* [EXERCISE INPUT]
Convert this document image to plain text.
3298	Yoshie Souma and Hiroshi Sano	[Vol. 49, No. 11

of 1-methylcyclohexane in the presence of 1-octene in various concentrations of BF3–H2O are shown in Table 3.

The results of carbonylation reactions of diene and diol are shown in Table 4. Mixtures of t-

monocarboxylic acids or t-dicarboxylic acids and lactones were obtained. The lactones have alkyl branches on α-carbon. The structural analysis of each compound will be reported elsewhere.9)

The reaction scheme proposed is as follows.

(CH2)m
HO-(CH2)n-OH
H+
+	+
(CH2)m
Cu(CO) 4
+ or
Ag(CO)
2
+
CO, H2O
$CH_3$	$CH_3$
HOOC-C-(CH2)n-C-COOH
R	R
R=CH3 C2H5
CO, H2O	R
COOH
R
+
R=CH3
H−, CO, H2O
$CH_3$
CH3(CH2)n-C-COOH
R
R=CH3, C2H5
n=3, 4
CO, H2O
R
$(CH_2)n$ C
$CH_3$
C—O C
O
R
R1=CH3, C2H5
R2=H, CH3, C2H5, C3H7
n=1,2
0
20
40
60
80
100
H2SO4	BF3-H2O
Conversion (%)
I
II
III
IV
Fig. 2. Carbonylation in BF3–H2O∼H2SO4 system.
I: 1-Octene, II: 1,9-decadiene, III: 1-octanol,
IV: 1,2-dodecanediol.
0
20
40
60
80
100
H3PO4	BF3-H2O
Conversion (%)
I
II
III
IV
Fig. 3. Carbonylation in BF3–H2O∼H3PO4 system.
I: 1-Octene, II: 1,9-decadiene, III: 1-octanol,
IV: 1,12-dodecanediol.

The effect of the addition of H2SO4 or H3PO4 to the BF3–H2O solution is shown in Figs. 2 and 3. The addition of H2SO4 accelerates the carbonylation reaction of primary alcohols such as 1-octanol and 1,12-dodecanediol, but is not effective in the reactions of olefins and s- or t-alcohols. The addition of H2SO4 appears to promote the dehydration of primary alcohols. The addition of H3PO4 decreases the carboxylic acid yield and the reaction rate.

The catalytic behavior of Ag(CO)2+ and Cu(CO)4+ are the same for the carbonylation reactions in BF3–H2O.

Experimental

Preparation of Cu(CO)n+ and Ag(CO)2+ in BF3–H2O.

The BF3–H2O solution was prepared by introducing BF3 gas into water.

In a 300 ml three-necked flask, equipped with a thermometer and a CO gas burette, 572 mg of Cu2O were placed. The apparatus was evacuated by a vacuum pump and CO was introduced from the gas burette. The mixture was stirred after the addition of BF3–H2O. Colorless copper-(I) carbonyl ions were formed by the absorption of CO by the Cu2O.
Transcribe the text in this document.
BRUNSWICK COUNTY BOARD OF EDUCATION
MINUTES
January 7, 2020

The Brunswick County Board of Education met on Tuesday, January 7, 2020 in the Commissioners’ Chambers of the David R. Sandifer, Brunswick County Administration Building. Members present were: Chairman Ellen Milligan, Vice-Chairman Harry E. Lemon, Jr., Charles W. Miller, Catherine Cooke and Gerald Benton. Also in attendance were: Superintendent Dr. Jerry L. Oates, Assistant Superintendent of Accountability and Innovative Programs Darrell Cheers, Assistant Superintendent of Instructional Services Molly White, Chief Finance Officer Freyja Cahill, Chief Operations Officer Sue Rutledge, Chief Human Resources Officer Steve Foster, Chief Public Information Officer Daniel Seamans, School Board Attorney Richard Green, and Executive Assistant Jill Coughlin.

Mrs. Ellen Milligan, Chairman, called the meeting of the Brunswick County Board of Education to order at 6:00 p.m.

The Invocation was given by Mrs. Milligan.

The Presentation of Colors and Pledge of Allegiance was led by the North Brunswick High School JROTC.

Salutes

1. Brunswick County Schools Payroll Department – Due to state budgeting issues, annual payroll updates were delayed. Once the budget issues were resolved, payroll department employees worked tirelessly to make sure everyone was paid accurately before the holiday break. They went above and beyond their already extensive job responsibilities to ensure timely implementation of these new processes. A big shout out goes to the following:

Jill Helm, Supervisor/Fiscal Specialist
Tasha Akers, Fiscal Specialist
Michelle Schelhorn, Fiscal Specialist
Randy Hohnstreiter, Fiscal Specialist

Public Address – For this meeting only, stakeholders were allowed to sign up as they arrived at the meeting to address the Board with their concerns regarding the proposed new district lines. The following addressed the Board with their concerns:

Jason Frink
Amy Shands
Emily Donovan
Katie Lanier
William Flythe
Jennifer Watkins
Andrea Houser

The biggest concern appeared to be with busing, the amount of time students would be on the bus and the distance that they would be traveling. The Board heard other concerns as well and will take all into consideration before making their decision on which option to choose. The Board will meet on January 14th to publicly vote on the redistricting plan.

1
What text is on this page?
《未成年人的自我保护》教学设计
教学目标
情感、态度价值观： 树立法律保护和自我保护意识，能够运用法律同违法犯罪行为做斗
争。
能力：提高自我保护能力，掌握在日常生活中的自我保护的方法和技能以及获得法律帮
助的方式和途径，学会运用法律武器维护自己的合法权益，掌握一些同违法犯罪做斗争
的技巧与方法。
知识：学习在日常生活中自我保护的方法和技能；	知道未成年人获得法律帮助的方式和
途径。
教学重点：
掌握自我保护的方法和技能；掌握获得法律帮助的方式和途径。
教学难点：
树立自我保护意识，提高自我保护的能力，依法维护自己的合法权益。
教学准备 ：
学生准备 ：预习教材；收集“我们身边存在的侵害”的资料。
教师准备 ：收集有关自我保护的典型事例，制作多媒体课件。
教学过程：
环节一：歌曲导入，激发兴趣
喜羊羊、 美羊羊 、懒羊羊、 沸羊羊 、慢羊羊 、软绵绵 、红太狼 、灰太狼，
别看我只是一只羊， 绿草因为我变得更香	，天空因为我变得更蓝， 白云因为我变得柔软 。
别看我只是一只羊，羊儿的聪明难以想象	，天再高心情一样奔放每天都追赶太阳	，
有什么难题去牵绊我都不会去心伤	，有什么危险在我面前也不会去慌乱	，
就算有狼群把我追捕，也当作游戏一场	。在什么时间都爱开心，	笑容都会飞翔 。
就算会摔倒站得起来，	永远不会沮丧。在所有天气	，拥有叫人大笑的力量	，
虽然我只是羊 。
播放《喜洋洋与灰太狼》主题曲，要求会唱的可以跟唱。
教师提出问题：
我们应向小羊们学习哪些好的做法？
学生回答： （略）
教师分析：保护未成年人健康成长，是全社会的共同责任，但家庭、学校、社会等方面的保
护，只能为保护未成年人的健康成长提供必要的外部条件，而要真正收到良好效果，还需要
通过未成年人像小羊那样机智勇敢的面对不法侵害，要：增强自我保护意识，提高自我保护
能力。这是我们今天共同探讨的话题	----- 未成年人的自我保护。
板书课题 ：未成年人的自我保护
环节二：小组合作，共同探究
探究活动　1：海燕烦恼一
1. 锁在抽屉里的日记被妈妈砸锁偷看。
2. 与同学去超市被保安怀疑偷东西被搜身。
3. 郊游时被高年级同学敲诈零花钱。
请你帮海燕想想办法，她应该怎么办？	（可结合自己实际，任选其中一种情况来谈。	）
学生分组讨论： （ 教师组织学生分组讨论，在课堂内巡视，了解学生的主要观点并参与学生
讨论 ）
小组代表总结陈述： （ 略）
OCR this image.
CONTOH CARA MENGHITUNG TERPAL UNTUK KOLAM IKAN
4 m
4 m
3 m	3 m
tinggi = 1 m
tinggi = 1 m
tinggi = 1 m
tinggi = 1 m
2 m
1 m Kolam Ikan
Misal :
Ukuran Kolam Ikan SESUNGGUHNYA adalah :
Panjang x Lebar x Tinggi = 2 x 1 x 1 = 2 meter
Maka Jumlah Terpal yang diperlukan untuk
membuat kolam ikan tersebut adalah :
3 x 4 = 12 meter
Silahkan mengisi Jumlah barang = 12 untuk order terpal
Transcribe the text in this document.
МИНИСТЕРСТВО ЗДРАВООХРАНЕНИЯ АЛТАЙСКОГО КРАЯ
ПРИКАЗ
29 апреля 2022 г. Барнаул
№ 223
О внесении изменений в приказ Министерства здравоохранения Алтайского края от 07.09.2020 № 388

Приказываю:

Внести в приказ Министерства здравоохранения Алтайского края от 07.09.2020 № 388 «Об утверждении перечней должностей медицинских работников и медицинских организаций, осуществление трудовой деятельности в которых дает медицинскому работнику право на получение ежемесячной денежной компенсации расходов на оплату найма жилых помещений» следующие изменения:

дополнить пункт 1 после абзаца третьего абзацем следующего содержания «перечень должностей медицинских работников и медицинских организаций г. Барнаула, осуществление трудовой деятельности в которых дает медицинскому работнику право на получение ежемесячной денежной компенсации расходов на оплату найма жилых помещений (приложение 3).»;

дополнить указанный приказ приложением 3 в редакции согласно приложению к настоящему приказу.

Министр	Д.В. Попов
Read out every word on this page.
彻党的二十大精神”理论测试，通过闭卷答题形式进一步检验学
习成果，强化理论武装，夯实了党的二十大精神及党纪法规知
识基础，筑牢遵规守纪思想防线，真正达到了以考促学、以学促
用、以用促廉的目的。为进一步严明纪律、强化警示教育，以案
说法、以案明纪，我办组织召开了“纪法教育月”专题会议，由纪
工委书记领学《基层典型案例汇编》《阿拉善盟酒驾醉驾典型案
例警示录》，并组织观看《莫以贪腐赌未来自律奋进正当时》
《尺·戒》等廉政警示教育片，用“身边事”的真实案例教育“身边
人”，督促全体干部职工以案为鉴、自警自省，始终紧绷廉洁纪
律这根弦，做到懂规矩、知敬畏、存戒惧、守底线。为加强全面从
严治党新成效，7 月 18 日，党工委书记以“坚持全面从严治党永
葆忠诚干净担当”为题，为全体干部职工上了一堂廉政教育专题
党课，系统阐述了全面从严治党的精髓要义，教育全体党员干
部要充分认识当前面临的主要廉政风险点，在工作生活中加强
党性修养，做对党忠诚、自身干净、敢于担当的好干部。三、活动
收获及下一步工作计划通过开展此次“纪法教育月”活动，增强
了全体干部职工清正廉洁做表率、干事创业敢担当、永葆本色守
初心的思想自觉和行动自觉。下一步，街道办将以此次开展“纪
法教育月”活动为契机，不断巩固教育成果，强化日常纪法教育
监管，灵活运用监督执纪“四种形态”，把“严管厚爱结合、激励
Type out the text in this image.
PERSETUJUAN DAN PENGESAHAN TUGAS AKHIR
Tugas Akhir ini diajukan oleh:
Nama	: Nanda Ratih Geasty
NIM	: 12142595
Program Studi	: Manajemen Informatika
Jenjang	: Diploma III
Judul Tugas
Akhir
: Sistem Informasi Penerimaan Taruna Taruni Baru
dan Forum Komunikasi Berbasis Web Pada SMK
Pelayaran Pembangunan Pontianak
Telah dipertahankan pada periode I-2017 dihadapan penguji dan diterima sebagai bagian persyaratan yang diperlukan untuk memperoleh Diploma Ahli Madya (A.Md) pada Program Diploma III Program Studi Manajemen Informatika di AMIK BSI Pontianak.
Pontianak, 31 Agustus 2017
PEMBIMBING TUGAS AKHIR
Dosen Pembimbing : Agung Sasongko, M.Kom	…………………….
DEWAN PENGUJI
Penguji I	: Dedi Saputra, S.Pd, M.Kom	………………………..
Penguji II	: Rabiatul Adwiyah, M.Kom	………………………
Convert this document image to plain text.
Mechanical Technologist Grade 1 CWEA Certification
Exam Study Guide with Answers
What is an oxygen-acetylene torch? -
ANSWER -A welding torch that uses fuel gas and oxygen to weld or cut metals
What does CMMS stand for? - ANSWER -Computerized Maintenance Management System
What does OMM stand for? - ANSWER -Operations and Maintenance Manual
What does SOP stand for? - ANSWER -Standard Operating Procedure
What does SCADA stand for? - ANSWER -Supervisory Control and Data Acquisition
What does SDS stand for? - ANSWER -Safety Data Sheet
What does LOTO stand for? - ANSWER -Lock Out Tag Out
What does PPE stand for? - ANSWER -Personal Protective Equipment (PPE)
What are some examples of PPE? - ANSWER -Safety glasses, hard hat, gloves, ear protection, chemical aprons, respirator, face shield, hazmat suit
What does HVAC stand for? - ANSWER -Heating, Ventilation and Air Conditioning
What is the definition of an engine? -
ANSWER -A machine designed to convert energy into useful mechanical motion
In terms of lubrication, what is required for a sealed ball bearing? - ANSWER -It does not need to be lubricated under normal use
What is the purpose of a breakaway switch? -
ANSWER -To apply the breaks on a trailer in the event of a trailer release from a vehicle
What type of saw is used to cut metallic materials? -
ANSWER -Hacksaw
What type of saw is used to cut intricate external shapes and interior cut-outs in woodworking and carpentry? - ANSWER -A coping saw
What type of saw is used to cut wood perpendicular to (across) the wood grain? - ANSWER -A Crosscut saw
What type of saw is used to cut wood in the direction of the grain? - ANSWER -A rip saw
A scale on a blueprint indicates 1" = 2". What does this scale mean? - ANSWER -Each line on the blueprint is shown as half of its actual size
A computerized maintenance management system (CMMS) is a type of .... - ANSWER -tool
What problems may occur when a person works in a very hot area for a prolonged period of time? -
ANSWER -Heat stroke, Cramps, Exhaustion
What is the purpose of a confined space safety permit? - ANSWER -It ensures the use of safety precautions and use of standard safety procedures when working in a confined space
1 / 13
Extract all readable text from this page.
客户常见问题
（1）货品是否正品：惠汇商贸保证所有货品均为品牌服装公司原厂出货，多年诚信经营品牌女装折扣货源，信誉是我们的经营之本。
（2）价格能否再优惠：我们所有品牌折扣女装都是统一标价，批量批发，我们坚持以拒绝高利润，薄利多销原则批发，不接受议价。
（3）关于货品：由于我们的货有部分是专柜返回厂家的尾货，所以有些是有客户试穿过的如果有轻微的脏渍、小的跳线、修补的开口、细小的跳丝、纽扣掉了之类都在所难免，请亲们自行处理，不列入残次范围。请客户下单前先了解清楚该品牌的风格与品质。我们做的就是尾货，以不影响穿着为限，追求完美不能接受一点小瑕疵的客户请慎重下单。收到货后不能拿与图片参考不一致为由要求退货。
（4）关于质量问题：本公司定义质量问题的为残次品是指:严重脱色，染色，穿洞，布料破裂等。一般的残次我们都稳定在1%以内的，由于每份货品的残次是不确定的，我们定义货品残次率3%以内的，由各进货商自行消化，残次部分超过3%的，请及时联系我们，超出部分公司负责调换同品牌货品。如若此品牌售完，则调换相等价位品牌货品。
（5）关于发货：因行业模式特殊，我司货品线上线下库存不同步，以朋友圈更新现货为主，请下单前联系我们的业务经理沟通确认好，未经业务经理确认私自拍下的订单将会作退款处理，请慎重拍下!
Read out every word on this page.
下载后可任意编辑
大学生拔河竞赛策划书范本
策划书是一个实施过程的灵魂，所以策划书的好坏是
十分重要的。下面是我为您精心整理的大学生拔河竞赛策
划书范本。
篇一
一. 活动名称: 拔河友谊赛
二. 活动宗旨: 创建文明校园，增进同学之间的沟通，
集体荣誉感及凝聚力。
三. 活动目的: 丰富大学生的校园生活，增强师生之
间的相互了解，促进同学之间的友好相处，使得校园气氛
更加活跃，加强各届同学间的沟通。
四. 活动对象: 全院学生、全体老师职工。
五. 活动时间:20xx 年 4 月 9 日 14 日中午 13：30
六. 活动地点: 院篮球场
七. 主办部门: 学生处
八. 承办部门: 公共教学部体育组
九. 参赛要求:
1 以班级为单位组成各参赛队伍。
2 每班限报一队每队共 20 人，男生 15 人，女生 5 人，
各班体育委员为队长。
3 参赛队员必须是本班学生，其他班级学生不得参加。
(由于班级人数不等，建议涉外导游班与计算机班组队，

* [EXERCISE INSTRUCTIONS]
Copy out every line from the material above in which the word "CMMS" appears.

* [EXPECTED OUTPUT]
What does CMMS stand for? - ANSWER -Computerized Maintenance Management System
A computerized maintenance management system (CMMS) is a type of .... - ANSWER -tool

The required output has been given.